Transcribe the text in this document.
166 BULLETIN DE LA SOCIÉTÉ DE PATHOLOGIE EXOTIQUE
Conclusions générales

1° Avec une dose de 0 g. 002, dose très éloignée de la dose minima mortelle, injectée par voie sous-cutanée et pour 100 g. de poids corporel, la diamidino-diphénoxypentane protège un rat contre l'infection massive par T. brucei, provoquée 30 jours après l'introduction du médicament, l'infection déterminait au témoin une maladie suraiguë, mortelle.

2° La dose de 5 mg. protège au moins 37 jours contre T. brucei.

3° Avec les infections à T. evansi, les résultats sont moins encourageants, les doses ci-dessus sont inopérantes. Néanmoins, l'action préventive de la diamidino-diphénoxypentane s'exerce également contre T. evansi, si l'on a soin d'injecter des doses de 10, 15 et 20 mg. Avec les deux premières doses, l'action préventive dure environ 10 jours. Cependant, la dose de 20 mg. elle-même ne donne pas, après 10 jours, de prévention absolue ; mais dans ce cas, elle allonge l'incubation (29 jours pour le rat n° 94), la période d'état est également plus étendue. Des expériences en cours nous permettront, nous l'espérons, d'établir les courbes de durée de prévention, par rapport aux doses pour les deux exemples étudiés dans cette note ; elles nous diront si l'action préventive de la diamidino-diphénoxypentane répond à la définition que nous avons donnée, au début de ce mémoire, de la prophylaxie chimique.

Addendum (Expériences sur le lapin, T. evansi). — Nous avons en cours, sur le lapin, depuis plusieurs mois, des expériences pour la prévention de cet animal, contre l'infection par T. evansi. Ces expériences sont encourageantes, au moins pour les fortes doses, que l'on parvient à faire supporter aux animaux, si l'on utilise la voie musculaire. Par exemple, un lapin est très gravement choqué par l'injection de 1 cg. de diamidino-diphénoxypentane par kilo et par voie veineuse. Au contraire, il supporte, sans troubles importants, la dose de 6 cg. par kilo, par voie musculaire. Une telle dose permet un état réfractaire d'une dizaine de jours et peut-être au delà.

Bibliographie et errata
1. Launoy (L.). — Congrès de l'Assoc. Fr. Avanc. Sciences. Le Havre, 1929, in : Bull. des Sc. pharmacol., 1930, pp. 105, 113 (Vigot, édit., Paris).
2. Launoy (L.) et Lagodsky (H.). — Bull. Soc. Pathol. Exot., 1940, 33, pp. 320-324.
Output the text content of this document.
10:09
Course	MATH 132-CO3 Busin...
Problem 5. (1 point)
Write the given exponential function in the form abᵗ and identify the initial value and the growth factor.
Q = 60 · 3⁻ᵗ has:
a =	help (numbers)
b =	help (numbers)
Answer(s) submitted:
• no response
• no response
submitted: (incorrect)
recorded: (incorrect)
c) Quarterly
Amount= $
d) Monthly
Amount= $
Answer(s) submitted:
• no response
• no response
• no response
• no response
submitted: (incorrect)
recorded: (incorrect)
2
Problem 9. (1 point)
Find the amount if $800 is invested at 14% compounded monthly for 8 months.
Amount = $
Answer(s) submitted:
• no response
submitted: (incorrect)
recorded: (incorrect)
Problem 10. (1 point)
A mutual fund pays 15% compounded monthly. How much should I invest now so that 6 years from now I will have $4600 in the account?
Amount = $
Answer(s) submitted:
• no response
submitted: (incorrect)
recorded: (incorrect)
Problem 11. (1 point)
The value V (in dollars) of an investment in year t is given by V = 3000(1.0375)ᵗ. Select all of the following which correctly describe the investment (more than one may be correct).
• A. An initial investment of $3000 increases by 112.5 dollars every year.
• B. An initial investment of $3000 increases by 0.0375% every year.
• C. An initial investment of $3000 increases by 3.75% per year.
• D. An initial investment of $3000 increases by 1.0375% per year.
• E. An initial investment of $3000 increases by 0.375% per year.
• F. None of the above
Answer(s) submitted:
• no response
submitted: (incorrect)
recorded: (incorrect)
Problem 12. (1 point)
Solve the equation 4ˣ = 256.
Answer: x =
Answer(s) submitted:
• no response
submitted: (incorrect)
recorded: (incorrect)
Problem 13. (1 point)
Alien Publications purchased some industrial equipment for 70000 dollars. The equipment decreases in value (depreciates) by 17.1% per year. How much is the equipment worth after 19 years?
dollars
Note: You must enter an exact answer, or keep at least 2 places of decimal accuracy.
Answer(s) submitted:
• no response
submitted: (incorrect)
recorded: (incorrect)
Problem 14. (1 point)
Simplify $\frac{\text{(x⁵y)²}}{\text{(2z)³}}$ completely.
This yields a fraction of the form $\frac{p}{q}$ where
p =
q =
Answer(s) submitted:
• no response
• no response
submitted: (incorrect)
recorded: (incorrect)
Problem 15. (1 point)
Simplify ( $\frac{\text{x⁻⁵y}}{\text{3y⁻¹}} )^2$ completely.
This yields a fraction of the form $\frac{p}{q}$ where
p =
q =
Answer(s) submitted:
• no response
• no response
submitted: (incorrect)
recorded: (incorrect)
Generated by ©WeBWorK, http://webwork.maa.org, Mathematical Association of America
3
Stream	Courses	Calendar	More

-.-.-

## Task details
Please set down each line of the records exactly as given.

## In response
Transcribe the text in this document.
166 BULLETIN DE LA SOCIÉTÉ DE PATHOLOGIE EXOTIQUE
Conclusions générales

1° Avec une dose de 0 g. 002, dose très éloignée de la dose minima mortelle, injectée par voie sous-cutanée et pour 100 g. de poids corporel, la diamidino-diphénoxypentane protège un rat contre l'infection massive par T. brucei, provoquée 30 jours après l'introduction du médicament, l'infection déterminait au témoin une maladie suraiguë, mortelle.

2° La dose de 5 mg. protège au moins 37 jours contre T. brucei.

3° Avec les infections à T. evansi, les résultats sont moins encourageants, les doses ci-dessus sont inopérantes. Néanmoins, l'action préventive de la diamidino-diphénoxypentane s'exerce également contre T. evansi, si l'on a soin d'injecter des doses de 10, 15 et 20 mg. Avec les deux premières doses, l'action préventive dure environ 10 jours. Cependant, la dose de 20 mg. elle-même ne donne pas, après 10 jours, de prévention absolue ; mais dans ce cas, elle allonge l'incubation (29 jours pour le rat n° 94), la période d'état est également plus étendue. Des expériences en cours nous permettront, nous l'espérons, d'établir les courbes de durée de prévention, par rapport aux doses pour les deux exemples étudiés dans cette note ; elles nous diront si l'action préventive de la diamidino-diphénoxypentane répond à la définition que nous avons donnée, au début de ce mémoire, de la prophylaxie chimique.

Addendum (Expériences sur le lapin, T. evansi). — Nous avons en cours, sur le lapin, depuis plusieurs mois, des expériences pour la prévention de cet animal, contre l'infection par T. evansi. Ces expériences sont encourageantes, au moins pour les fortes doses, que l'on parvient à faire supporter aux animaux, si l'on utilise la voie musculaire. Par exemple, un lapin est très gravement choqué par l'injection de 1 cg. de diamidino-diphénoxypentane par kilo et par voie veineuse. Au contraire, il supporte, sans troubles importants, la dose de 6 cg. par kilo, par voie musculaire. Une telle dose permet un état réfractaire d'une dizaine de jours et peut-être au delà.

Bibliographie et errata
1. Launoy (L.). — Congrès de l'Assoc. Fr. Avanc. Sciences. Le Havre, 1929, in : Bull. des Sc. pharmacol., 1930, pp. 105, 113 (Vigot, édit., Paris).
2. Launoy (L.) et Lagodsky (H.). — Bull. Soc. Pathol. Exot., 1940, 33, pp. 320-324.
Output the text content of this document.
10:09
Course	MATH 132-CO3 Busin...
Problem 5. (1 point)
Write the given exponential function in the form abᵗ and identify the initial value and the growth factor.
Q = 60 · 3⁻ᵗ has:
a =	help (numbers)
b =	help (numbers)
Answer(s) submitted:
• no response
• no response
submitted: (incorrect)
recorded: (incorrect)
c) Quarterly
Amount= $
d) Monthly
Amount= $
Answer(s) submitted:
• no response
• no response
• no response
• no response
submitted: (incorrect)
recorded: (incorrect)
2
Problem 9. (1 point)
Find the amount if $800 is invested at 14% compounded monthly for 8 months.
Amount = $
Answer(s) submitted:
• no response
submitted: (incorrect)
recorded: (incorrect)
Problem 10. (1 point)
A mutual fund pays 15% compounded monthly. How much should I invest now so that 6 years from now I will have $4600 in the account?
Amount = $
Answer(s) submitted:
• no response
submitted: (incorrect)
recorded: (incorrect)
Problem 11. (1 point)
The value V (in dollars) of an investment in year t is given by V = 3000(1.0375)ᵗ. Select all of the following which correctly describe the investment (more than one may be correct).
• A. An initial investment of $3000 increases by 112.5 dollars every year.
• B. An initial investment of $3000 increases by 0.0375% every year.
• C. An initial investment of $3000 increases by 3.75% per year.
• D. An initial investment of $3000 increases by 1.0375% per year.
• E. An initial investment of $3000 increases by 0.375% per year.
• F. None of the above
Answer(s) submitted:
• no response
submitted: (incorrect)
recorded: (incorrect)
Problem 12. (1 point)
Solve the equation 4ˣ = 256.
Answer: x =
Answer(s) submitted:
• no response
submitted: (incorrect)
recorded: (incorrect)
Problem 13. (1 point)
Alien Publications purchased some industrial equipment for 70000 dollars. The equipment decreases in value (depreciates) by 17.1% per year. How much is the equipment worth after 19 years?
dollars
Note: You must enter an exact answer, or keep at least 2 places of decimal accuracy.
Answer(s) submitted:
• no response
submitted: (incorrect)
recorded: (incorrect)
Problem 14. (1 point)
Simplify $\frac{\text{(x⁵y)²}}{\text{(2z)³}}$ completely.
This yields a fraction of the form $\frac{p}{q}$ where
p =
q =
Answer(s) submitted:
• no response
• no response
submitted: (incorrect)
recorded: (incorrect)
Problem 15. (1 point)
Simplify ( $\frac{\text{x⁻⁵y}}{\text{3y⁻¹}} )^2$ completely.
This yields a fraction of the form $\frac{p}{q}$ where
p =
q =
Answer(s) submitted:
• no response
• no response
submitted: (incorrect)
recorded: (incorrect)
Generated by ©WeBWorK, http://webwork.maa.org, Mathematical Association of America
3
Stream	Courses	Calendar	More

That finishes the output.